> _Problem statement_: Go through the data below and gather each line containing "JSON".

------------------------------------------------------------

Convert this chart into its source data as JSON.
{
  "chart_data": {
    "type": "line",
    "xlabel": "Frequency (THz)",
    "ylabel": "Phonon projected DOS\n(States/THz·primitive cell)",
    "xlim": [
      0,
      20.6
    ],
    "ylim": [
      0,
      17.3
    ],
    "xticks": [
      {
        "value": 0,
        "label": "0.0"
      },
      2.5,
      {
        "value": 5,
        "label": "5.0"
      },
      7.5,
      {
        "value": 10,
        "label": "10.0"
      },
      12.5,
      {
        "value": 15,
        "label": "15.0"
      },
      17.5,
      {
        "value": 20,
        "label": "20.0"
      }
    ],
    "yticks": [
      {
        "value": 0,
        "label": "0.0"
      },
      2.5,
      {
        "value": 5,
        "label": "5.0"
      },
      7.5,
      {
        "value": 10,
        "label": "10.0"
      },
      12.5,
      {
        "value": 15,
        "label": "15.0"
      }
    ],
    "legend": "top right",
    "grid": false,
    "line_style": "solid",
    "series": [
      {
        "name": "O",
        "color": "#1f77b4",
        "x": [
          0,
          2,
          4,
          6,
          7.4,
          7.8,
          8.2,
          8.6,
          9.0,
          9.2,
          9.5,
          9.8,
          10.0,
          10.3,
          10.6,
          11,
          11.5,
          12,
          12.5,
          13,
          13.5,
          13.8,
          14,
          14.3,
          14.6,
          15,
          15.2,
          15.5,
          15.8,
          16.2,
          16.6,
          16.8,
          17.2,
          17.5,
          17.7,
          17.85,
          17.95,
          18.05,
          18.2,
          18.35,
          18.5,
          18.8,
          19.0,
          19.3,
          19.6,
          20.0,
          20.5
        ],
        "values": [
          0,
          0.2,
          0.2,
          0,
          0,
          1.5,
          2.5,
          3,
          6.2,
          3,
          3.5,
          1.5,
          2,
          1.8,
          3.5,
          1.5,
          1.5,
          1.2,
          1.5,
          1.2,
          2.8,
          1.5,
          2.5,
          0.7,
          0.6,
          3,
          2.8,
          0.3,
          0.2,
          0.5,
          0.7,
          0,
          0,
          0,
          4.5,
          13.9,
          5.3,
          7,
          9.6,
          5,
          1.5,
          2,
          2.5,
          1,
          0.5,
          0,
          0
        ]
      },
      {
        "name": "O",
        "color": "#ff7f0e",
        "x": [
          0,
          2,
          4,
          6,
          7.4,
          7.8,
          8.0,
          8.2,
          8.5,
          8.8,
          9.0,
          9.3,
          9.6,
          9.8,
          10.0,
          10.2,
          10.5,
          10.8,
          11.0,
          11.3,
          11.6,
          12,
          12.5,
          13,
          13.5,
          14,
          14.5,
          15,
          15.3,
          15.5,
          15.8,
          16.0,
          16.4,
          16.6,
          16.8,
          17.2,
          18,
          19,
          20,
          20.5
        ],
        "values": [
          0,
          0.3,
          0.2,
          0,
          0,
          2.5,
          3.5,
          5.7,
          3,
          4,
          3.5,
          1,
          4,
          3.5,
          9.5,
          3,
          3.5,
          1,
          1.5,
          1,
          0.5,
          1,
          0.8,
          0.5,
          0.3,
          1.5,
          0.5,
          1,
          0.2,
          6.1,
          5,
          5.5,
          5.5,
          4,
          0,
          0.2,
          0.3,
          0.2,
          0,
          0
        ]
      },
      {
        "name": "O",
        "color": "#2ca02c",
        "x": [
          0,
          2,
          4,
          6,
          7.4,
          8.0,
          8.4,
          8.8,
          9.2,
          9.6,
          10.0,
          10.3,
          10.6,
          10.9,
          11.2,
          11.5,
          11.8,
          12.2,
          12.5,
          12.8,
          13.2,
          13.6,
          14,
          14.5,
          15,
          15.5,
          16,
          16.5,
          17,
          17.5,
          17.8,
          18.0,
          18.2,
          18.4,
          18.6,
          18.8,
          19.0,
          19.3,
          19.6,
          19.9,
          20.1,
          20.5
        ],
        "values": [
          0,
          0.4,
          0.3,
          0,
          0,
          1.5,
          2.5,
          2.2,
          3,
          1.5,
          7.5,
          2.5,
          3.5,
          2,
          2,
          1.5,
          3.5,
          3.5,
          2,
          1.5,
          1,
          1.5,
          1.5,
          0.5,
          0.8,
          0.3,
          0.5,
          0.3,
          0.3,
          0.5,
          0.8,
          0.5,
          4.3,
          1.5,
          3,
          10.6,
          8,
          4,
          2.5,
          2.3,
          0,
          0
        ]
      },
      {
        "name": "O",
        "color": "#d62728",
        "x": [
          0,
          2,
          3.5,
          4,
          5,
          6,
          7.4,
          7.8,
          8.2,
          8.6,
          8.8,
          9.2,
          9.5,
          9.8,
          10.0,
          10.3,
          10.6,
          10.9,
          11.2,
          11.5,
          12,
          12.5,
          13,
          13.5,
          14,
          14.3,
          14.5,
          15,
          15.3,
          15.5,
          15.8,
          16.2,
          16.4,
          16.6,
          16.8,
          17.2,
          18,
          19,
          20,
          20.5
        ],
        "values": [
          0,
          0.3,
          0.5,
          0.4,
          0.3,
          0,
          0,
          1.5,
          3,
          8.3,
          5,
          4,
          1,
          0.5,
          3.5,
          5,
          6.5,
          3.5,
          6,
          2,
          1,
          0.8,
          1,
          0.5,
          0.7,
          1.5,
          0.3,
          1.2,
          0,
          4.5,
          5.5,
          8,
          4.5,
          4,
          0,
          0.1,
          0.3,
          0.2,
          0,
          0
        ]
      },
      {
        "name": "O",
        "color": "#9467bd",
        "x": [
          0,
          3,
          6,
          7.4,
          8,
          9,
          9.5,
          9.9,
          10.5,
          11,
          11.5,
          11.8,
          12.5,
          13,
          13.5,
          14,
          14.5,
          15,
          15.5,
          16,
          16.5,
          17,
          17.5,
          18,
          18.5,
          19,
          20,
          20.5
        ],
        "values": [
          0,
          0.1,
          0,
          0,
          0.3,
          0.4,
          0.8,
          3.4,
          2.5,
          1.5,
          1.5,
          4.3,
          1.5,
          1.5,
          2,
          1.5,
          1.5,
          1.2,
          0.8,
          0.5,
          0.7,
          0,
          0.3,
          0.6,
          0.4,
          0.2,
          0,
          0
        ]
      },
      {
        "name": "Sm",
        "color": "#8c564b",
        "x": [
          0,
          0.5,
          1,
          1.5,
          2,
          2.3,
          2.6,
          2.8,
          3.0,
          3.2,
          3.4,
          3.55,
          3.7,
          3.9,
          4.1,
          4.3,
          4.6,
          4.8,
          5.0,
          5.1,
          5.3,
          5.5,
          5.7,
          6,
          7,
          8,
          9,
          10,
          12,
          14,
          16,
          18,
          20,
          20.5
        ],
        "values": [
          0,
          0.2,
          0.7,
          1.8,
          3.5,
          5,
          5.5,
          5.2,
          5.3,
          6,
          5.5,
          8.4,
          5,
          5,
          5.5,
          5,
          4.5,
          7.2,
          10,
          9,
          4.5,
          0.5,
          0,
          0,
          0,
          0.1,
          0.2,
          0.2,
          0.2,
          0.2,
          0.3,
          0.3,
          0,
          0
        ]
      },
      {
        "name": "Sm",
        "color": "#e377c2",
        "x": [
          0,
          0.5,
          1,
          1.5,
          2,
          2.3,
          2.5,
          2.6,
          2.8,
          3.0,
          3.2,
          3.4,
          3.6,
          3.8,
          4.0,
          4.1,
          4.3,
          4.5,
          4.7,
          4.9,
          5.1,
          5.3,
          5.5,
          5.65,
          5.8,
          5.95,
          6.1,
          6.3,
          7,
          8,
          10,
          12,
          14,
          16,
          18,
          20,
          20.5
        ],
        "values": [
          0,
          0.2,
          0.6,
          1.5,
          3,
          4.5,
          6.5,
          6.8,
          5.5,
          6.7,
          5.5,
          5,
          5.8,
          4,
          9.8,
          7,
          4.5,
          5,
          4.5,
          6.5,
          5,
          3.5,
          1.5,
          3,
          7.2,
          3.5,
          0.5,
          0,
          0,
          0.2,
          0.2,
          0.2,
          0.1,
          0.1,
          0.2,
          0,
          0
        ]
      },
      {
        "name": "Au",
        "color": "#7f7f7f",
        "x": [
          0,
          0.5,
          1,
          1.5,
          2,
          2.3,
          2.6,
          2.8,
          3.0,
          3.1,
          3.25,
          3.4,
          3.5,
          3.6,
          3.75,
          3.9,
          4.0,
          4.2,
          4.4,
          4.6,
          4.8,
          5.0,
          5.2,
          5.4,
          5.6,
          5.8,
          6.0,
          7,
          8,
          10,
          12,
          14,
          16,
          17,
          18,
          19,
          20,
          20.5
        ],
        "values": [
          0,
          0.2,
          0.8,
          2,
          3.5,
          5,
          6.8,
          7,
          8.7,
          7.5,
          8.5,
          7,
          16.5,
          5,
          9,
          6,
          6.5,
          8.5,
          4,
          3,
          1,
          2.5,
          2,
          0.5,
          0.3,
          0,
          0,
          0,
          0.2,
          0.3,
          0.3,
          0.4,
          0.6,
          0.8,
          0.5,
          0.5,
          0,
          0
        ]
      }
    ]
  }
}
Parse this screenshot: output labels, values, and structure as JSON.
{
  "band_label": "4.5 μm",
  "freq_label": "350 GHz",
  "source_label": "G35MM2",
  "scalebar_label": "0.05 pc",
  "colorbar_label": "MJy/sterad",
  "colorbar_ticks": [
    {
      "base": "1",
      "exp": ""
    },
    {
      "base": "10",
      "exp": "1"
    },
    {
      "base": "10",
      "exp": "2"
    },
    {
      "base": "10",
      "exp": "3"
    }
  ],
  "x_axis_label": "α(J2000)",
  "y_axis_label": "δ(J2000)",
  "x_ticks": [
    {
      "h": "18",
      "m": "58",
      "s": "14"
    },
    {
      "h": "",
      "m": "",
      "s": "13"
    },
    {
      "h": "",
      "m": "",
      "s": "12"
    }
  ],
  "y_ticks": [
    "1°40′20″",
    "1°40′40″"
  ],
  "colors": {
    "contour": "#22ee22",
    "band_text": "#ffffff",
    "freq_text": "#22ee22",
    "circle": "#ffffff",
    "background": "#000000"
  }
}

------------------------------------------------------------

> _Output for this exercise_:
Convert this chart into its source data as JSON.
Parse this screenshot: output labels, values, and structure as JSON.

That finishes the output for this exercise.